### PROBLEM DETAILS
Reproduce all lines of the listing below in which the word "reflects" occurs.

### SUPPLIED DATA

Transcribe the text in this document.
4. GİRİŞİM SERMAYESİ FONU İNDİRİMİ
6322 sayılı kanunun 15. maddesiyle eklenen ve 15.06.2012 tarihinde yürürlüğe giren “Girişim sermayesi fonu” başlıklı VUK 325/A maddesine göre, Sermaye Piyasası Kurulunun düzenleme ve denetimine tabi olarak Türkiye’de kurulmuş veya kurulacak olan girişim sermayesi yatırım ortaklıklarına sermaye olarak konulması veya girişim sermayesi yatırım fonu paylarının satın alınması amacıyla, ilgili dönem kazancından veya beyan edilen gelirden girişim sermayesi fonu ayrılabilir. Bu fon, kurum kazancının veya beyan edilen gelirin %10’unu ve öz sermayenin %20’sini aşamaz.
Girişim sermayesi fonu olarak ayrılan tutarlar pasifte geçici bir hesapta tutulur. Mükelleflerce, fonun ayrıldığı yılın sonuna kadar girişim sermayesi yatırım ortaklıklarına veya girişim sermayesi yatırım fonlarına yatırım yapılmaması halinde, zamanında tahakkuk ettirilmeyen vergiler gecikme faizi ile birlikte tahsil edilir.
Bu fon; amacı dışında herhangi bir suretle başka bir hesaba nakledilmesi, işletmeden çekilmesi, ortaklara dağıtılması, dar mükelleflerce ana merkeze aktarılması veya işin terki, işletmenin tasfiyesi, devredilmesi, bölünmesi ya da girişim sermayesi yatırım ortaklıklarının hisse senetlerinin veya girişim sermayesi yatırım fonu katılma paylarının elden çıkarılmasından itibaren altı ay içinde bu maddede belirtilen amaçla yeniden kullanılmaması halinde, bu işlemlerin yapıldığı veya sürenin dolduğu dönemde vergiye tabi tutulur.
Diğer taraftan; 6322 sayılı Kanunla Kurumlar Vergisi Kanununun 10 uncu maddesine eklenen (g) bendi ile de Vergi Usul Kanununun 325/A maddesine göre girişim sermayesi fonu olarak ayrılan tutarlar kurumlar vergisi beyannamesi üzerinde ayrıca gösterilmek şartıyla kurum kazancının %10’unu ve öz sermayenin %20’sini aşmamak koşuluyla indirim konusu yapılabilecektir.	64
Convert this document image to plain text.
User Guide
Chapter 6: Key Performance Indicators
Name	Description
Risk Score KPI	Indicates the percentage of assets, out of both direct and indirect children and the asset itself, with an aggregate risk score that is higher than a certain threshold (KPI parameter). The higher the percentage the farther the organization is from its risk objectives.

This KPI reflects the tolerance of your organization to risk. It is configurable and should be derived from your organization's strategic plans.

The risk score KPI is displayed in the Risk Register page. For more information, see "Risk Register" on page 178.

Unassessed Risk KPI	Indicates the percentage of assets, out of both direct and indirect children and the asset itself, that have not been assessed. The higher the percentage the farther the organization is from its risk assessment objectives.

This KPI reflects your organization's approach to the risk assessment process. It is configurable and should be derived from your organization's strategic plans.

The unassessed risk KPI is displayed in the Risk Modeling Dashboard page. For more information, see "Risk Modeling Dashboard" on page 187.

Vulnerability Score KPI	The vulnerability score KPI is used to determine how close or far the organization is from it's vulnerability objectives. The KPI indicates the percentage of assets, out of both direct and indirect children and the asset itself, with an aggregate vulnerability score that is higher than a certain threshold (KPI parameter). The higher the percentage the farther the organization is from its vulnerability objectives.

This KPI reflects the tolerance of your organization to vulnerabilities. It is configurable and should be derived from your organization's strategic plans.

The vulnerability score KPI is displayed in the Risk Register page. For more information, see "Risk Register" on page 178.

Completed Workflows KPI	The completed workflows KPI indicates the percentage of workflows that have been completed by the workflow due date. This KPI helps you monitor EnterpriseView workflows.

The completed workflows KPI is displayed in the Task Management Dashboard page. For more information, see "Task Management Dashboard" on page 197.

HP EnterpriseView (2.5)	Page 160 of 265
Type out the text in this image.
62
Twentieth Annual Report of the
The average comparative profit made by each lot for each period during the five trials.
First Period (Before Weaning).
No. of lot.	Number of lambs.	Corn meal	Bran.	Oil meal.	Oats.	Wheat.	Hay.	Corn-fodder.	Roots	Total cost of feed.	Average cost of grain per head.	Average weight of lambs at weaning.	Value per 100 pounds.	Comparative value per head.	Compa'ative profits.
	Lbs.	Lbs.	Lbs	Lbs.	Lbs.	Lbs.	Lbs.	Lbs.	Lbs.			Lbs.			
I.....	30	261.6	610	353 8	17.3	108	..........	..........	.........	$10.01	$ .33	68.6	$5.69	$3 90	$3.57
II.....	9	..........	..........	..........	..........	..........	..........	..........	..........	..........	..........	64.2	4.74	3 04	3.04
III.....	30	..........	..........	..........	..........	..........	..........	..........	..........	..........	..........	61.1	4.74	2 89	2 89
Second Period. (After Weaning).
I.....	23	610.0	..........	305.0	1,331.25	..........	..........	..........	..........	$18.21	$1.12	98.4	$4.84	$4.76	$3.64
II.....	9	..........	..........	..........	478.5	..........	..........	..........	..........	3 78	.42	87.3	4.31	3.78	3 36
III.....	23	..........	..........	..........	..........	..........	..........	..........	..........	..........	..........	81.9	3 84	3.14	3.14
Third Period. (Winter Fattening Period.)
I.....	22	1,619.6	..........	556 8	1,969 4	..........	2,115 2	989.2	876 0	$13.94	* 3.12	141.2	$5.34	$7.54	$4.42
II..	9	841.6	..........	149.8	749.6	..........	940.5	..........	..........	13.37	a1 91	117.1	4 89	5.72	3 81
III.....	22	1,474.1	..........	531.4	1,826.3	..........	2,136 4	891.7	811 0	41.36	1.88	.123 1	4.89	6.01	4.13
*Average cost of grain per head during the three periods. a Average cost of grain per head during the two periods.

### TASK RESPONSE
This KPI reflects the tolerance of your organization to risk. It is configurable and should be derived from your organization's strategic plans.
This KPI reflects your organization's approach to the risk assessment process. It is configurable and should be derived from your organization's strategic plans.
This KPI reflects the tolerance of your organization to vulnerabilities. It is configurable and should be derived from your organization's strategic plans.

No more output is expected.